▶ [Task requirements] Copy the lines holding the word "Citibank", all of them.

(Source records)
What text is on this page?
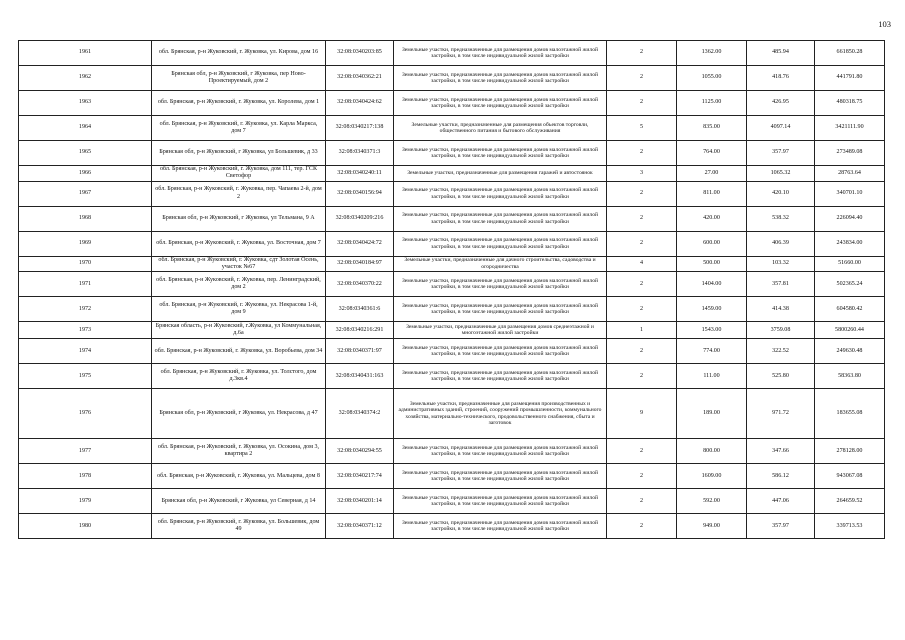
103
1961	обл. Брянская, р-н Жуковский, г. Жуковка, ул. Кирова, дом 16	32:08:0340203:85	Земельные участки, предназначенные для размещения домов малоэтажной жилой застройки, в том числе индивидуальной жилой застройки	2	1362.00	485.94	661850.28
1962	Брянская обл, р-н Жуковский, г Жуковка, пер Ново-Проектируемый, дом 2	32:08:0340362:21	Земельные участки, предназначенные для размещения домов малоэтажной жилой застройки, в том числе индивидуальной жилой застройки	2	1055.00	418.76	441791.80
1963	обл. Брянская, р-н Жуковский, г. Жуковка, ул. Королева, дом 1	32:08:0340424:62	Земельные участки, предназначенные для размещения домов малоэтажной жилой застройки, в том числе индивидуальной жилой застройки	2	1125.00	426.95	480318.75
1964	обл. Брянская, р-н Жуковский, г. Жуковка, ул. Карла Маркса, дом 7	32:08:0340217:138	Земельные участки, предназначенные для размещения объектов торговли, общественного питания и бытового обслуживания	5	835.00	4097.14	3421111.90
1965	Брянская обл, р-н Жуковский, г Жуковка, ул Большевик, д 33	32:08:0340371:3	Земельные участки, предназначенные для размещения домов малоэтажной жилой застройки, в том числе индивидуальной жилой застройки	2	764.00	357.97	273489.08
1966	обл. Брянская, р-н Жуковский, г. Жуковка, дом 111, тер. ГСК Светофор	32:08:0340240:11	Земельные участки, предназначенные для размещения гаражей и автостоянок	3	27.00	1065.32	28763.64
1967	обл. Брянская, р-н Жуковский, г. Жуковка, пер. Чапаева 2-й, дом 2	32:08:0340156:94	Земельные участки, предназначенные для размещения домов малоэтажной жилой застройки, в том числе индивидуальной жилой застройки	2	811.00	420.10	340701.10
1968	Брянская обл, р-н Жуковский, г Жуковка, ул Тельмана, 9 А	32:08:0340209:216	Земельные участки, предназначенные для размещения домов малоэтажной жилой застройки, в том числе индивидуальной жилой застройки	2	420.00	538.32	226094.40
1969	обл. Брянская, р-н Жуковский, г. Жуковка, ул. Восточная, дом 7	32:08:0340424:72	Земельные участки, предназначенные для размещения домов малоэтажной жилой застройки, в том числе индивидуальной жилой застройки	2	600.00	406.39	243834.00
1970	обл. Брянская, р-н Жуковский, г. Жуковка, сдт Золотая Осень, участок №67	32:08:0340184:97	Земельные участки, предназначенные для дачного строительства, садоводства и огородничества	4	500.00	103.32	51660.00
1971	обл. Брянская, р-н Жуковский, г. Жуковка, пер. Ленинградский, дом 2	32:08:0340370:22	Земельные участки, предназначенные для размещения домов малоэтажной жилой застройки, в том числе индивидуальной жилой застройки	2	1404.00	357.81	502365.24
1972	обл. Брянская, р-н Жуковский, г. Жуковка, ул. Некрасова 1-й, дом 9	32:08:0340361:6	Земельные участки, предназначенные для размещения домов малоэтажной жилой застройки, в том числе индивидуальной жилой застройки	2	1459.00	414.38	604580.42
1973	Брянская область, р-н Жуковский, г.Жуковка, ул Коммунальная, д.6а	32:08:0340216:291	Земельные участки, предназначенные для размещения домов среднеэтажной и многоэтажной жилой застройки	1	1543.00	3759.08	5800260.44
1974	обл. Брянская, р-н Жуковский, г. Жуковка, ул. Воробьева, дом 34	32:08:0340371:97	Земельные участки, предназначенные для размещения домов малоэтажной жилой застройки, в том числе индивидуальной жилой застройки	2	774.00	322.52	249630.48
1975	обл. Брянская, р-н Жуковский, г. Жуковка, ул. Толстого, дом д.3кв.4	32:08:0340431:163	Земельные участки, предназначенные для размещения домов малоэтажной жилой застройки, в том числе индивидуальной жилой застройки	2	111.00	525.80	58363.80
1976	Брянская обл, р-н Жуковский, г Жуковка, ул. Некрасова, д 47	32:08:0340374:2	Земельные участки, предназначенные для размещения производственных и административных зданий, строений, сооружений промышленности, коммунального хозяйства, материально-технического, продовольственного снабжения, сбыта и заготовок	9	189.00	971.72	183655.08
1977	обл. Брянская, р-н Жуковский, г. Жуковка, ул. Осокина, дом 3, квартира 2	32:08:0340294:55	Земельные участки, предназначенные для размещения домов малоэтажной жилой застройки, в том числе индивидуальной жилой застройки	2	800.00	347.66	278128.00
1978	обл. Брянская, р-н Жуковский, г. Жуковка, ул. Мальцева, дом 8	32:08:0340217:74	Земельные участки, предназначенные для размещения домов малоэтажной жилой застройки, в том числе индивидуальной жилой застройки	2	1609.00	586.12	943067.08
1979	Брянская обл, р-н Жуковский, г Жуковка, ул Северная, д 14	32:08:0340201:14	Земельные участки, предназначенные для размещения домов малоэтажной жилой застройки, в том числе индивидуальной жилой застройки	2	592.00	447.06	264659.52
1980	обл. Брянская, р-н Жуковский, г. Жуковка, ул. Большевик, дом 49	32:08:0340371:12	Земельные участки, предназначенные для размещения домов малоэтажной жилой застройки, в том числе индивидуальной жилой застройки	2	949.00	357.97	339713.53
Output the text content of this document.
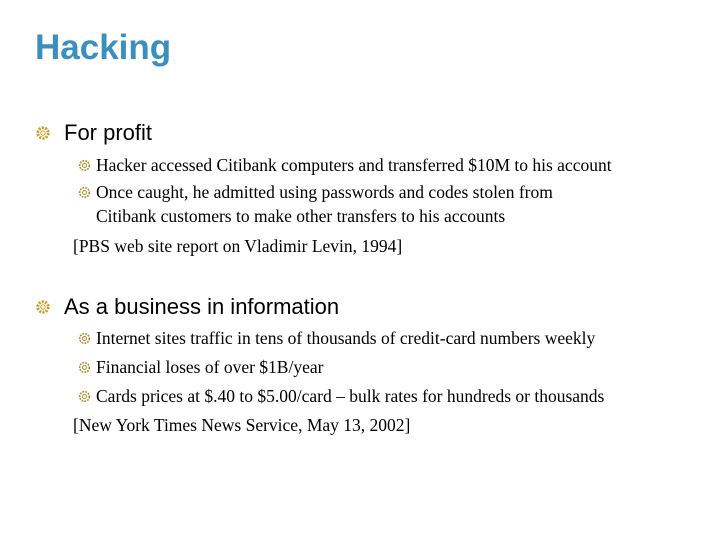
Hacking
For profit
Hacker accessed Citibank computers and transferred $10M to his account
Once caught, he admitted using passwords and codes stolen from
Citibank customers to make other transfers to his accounts
[PBS web site report on Vladimir Levin, 1994]
As a business in information
Internet sites traffic in tens of thousands of credit-card numbers weekly
Financial loses of over $1B/year
Cards prices at $.40 to $5.00/card – bulk rates for hundreds or thousands
[New York Times News Service, May 13, 2002]
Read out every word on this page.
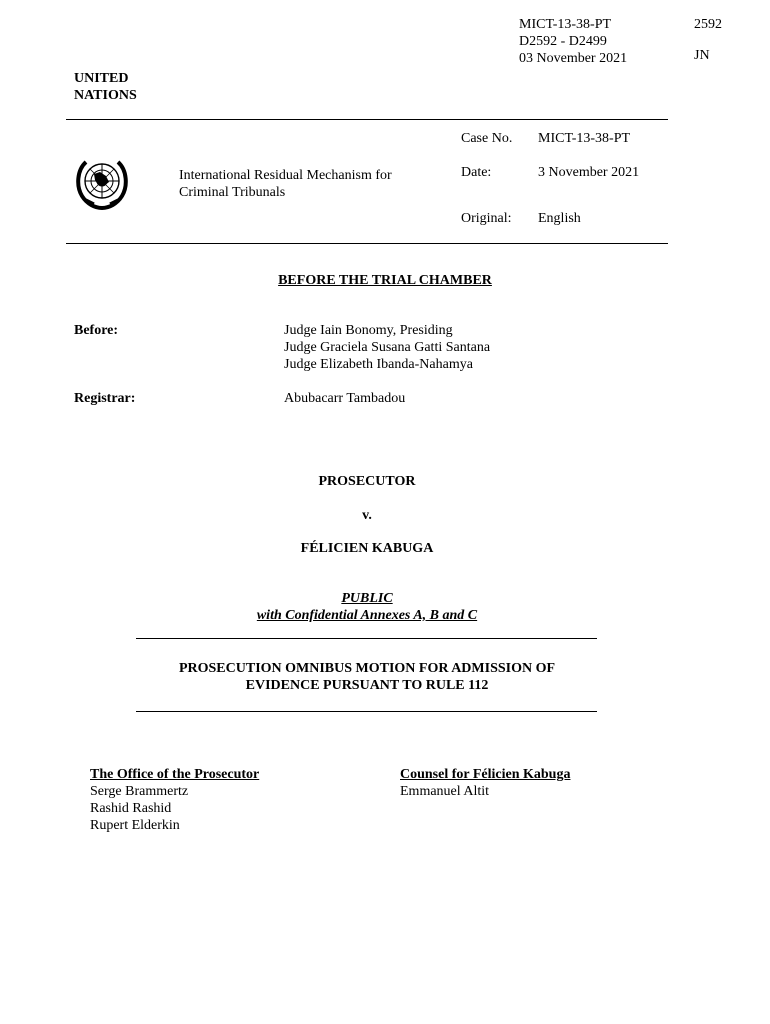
MICT-13-38-PT
D2592 - D2499
03 November 2021
2592
JN
UNITED
NATIONS
International Residual Mechanism for
Criminal Tribunals
Case No. MICT-13-38-PT
Date:	3 November 2021
Original: English
BEFORE THE TRIAL CHAMBER
Before:	Judge Iain Bonomy, Presiding
Judge Graciela Susana Gatti Santana
Judge Elizabeth Ibanda-Nahamya
Registrar:	Abubacarr Tambadou
PROSECUTOR
v.
FÉLICIEN KABUGA
PUBLIC
with Confidential Annexes A, B and C
PROSECUTION OMNIBUS MOTION FOR ADMISSION OF
EVIDENCE PURSUANT TO RULE 112
The Office of the Prosecutor
Serge Brammertz
Rashid Rashid
Rupert Elderkin
Counsel for Félicien Kabuga
Emmanuel Altit
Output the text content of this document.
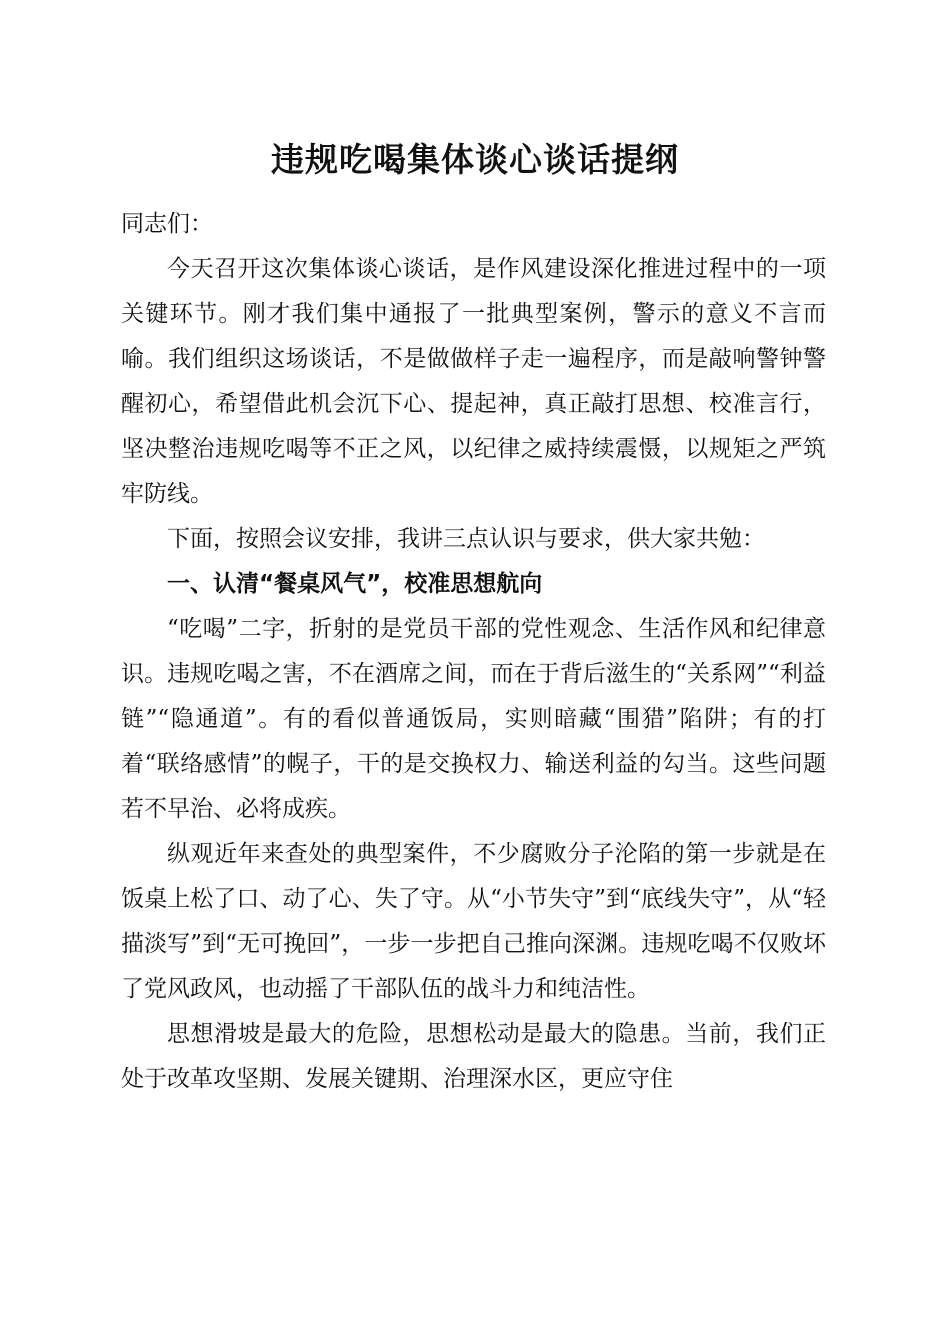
违规吃喝集体谈心谈话提纲

同志们：

今天召开这次集体谈心谈话，是作风建设深化推进过程中的一项关键环节。刚才我们集中通报了一批典型案例，警示的意义不言而喻。我们组织这场谈话，不是做做样子走一遍程序，而是敲响警钟警醒初心，希望借此机会沉下心、提起神，真正敲打思想、校准言行，坚决整治违规吃喝等不正之风，以纪律之威持续震慑，以规矩之严筑牢防线。

下面，按照会议安排，我讲三点认识与要求，供大家共勉：

一、认清“餐桌风气”，校准思想航向

“吃喝”二字，折射的是党员干部的党性观念、生活作风和纪律意识。违规吃喝之害，不在酒席之间，而在于背后滋生的“关系网”“利益链”“隐通道”。有的看似普通饭局，实则暗藏“围猎”陷阱；有的打着“联络感情”的幌子，干的是交换权力、输送利益的勾当。这些问题若不早治、必将成疾。

纵观近年来查处的典型案件，不少腐败分子沦陷的第一步就是在饭桌上松了口、动了心、失了守。从“小节失守”到“底线失守”，从“轻描淡写”到“无可挽回”，一步一步把自己推向深渊。违规吃喝不仅败坏了党风政风，也动摇了干部队伍的战斗力和纯洁性。

思想滑坡是最大的危险，思想松动是最大的隐患。当前，我们正处于改革攻坚期、发展关键期、治理深水区，更应守住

▶ [Written reply]
Hacker accessed Citibank computers and transferred $10M to his account
Citibank customers to make other transfers to his accounts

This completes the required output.